+++ PROVIDED ENTRIES +++
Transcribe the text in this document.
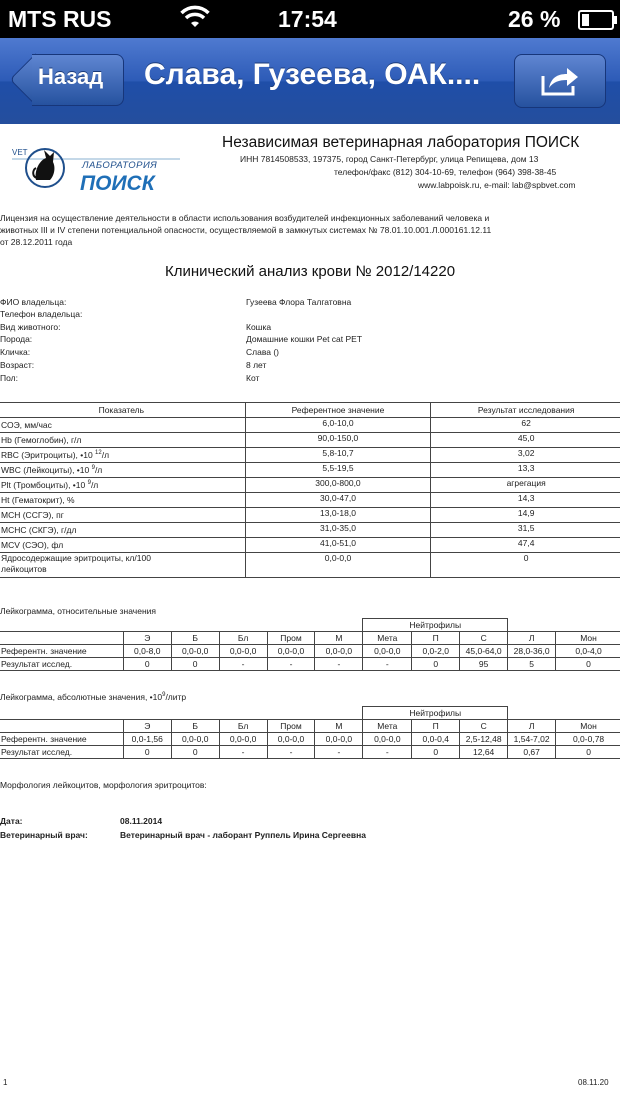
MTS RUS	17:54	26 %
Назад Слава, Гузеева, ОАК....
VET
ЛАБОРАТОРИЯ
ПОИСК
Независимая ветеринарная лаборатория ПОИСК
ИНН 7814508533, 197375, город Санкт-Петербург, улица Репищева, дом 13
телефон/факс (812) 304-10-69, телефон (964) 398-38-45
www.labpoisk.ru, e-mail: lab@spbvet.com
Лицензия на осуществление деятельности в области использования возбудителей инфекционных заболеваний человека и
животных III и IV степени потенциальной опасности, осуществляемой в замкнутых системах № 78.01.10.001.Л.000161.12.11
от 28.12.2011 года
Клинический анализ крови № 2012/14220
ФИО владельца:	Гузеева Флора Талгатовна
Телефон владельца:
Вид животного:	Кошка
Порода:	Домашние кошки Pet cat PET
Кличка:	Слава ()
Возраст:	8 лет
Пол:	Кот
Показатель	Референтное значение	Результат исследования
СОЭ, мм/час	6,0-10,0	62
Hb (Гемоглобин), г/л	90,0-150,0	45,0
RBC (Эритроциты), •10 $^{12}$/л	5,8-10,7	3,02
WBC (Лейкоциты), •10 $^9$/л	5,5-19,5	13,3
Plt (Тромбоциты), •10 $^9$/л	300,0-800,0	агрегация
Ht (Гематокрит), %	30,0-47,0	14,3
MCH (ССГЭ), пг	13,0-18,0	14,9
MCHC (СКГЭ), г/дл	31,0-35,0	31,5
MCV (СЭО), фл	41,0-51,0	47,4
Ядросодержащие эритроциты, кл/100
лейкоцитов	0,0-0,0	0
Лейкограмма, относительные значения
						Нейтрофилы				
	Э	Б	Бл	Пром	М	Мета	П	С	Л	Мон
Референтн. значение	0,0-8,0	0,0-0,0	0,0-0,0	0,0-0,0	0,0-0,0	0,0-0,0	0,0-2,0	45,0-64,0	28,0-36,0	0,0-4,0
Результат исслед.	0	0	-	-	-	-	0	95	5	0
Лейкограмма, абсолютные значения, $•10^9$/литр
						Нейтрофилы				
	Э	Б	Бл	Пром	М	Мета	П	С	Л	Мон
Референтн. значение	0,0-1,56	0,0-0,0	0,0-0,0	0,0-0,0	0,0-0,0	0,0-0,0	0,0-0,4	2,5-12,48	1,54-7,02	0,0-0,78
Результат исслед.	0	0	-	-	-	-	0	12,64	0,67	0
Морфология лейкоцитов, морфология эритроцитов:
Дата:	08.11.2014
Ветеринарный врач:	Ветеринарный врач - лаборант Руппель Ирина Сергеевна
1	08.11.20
+++
+++ PROVIDED ENTRIES +++
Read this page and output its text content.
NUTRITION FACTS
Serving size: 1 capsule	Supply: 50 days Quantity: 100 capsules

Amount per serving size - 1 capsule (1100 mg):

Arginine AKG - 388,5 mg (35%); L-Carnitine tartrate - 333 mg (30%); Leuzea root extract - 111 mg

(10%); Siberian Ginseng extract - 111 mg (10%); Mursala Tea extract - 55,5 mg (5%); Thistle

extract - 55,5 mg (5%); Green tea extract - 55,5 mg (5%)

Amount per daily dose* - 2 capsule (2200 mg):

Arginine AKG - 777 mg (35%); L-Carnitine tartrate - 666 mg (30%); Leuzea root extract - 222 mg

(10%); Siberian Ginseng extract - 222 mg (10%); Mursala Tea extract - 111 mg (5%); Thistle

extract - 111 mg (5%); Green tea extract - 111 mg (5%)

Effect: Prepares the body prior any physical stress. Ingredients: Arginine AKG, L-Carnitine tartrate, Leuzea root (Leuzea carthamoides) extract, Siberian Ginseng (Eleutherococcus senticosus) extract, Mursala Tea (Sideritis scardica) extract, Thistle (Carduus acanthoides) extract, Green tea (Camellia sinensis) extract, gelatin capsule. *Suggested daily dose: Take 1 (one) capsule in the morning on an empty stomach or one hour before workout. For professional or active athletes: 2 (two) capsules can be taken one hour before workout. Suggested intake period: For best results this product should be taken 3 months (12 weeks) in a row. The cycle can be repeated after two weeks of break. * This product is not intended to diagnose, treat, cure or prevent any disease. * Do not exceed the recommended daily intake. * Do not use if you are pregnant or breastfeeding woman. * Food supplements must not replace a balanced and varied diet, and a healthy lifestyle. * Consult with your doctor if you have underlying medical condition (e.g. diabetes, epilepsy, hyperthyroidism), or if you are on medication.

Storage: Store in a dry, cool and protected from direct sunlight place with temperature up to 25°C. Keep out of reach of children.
+++
AIM: Go through the material and select each line with the string "владельца" in it.

REPLY TO THE EXERCISE:
ФИО владельца:	Гузеева Флора Талгатовна
Телефон владельца:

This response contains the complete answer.